*REQUIRED TASK*: Please transcribe the data that follows without the pictures, keeping every word the same.

Dataset excerpt:

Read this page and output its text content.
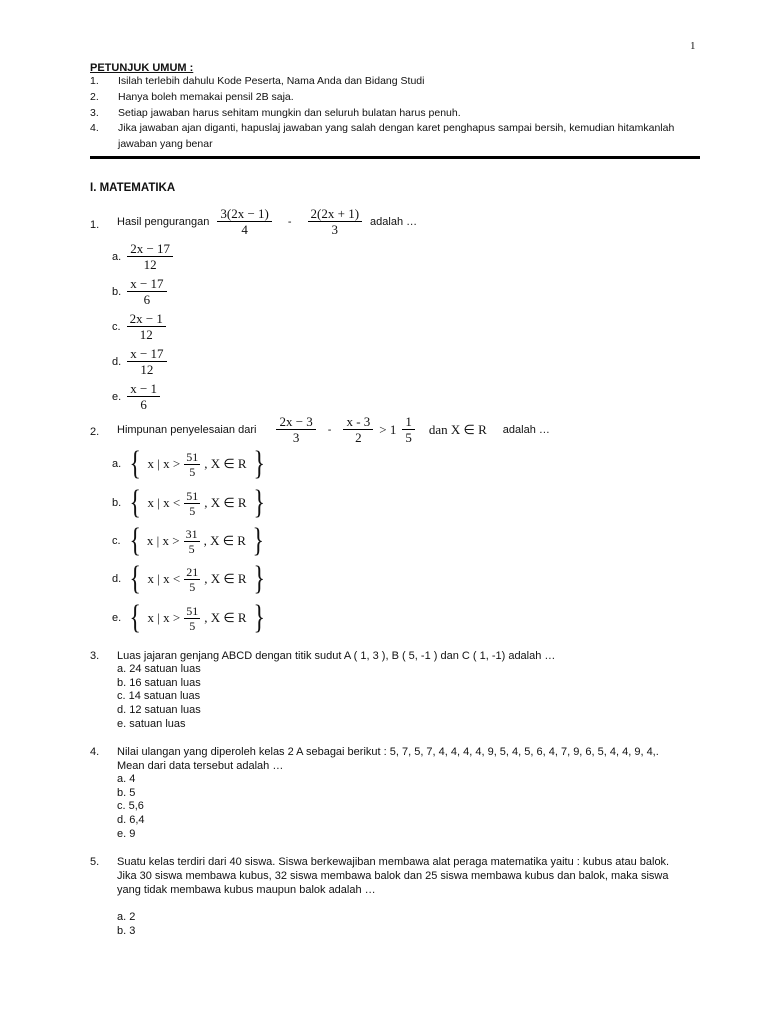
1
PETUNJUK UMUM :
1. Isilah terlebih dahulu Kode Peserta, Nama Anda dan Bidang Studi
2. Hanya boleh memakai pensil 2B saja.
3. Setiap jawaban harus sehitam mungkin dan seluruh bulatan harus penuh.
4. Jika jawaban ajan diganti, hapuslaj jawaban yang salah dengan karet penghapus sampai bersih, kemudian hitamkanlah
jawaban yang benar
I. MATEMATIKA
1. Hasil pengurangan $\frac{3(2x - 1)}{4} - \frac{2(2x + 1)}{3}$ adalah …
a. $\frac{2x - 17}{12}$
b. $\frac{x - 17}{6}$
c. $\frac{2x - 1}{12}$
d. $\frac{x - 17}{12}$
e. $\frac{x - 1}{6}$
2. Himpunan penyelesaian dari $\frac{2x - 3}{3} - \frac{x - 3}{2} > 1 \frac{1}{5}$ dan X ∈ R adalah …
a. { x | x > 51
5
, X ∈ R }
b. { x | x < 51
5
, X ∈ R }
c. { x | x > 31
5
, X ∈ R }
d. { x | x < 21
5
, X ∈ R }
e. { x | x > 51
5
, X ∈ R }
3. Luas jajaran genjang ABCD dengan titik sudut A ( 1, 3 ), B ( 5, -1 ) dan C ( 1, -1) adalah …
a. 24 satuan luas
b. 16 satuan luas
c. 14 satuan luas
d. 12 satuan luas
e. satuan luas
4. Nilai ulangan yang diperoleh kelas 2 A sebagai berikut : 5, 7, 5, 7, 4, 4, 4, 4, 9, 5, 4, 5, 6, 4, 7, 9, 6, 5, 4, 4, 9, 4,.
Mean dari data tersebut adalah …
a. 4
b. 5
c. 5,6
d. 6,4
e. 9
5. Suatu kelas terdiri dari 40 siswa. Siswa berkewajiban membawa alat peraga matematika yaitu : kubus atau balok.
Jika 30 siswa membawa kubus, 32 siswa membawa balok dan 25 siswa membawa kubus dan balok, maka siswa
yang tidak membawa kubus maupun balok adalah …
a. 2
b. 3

*OUTPUT*:
Read this page and output its text content.
1
PETUNJUK UMUM :
1. Isilah terlebih dahulu Kode Peserta, Nama Anda dan Bidang Studi
2. Hanya boleh memakai pensil 2B saja.
3. Setiap jawaban harus sehitam mungkin dan seluruh bulatan harus penuh.
4. Jika jawaban ajan diganti, hapuslaj jawaban yang salah dengan karet penghapus sampai bersih, kemudian hitamkanlah
jawaban yang benar
I. MATEMATIKA
1. Hasil pengurangan $\frac{3(2x - 1)}{4} - \frac{2(2x + 1)}{3}$ adalah …
a. $\frac{2x - 17}{12}$
b. $\frac{x - 17}{6}$
c. $\frac{2x - 1}{12}$
d. $\frac{x - 17}{12}$
e. $\frac{x - 1}{6}$
2. Himpunan penyelesaian dari $\frac{2x - 3}{3} - \frac{x - 3}{2} > 1 \frac{1}{5}$ dan X ∈ R adalah …
a. { x | x > 51
5
, X ∈ R }
b. { x | x < 51
5
, X ∈ R }
c. { x | x > 31
5
, X ∈ R }
d. { x | x < 21
5
, X ∈ R }
e. { x | x > 51
5
, X ∈ R }
3. Luas jajaran genjang ABCD dengan titik sudut A ( 1, 3 ), B ( 5, -1 ) dan C ( 1, -1) adalah …
a. 24 satuan luas
b. 16 satuan luas
c. 14 satuan luas
d. 12 satuan luas
e. satuan luas
4. Nilai ulangan yang diperoleh kelas 2 A sebagai berikut : 5, 7, 5, 7, 4, 4, 4, 4, 9, 5, 4, 5, 6, 4, 7, 9, 6, 5, 4, 4, 9, 4,.
Mean dari data tersebut adalah …
a. 4
b. 5
c. 5,6
d. 6,4
e. 9
5. Suatu kelas terdiri dari 40 siswa. Siswa berkewajiban membawa alat peraga matematika yaitu : kubus atau balok.
Jika 30 siswa membawa kubus, 32 siswa membawa balok dan 25 siswa membawa kubus dan balok, maka siswa
yang tidak membawa kubus maupun balok adalah …
a. 2
b. 3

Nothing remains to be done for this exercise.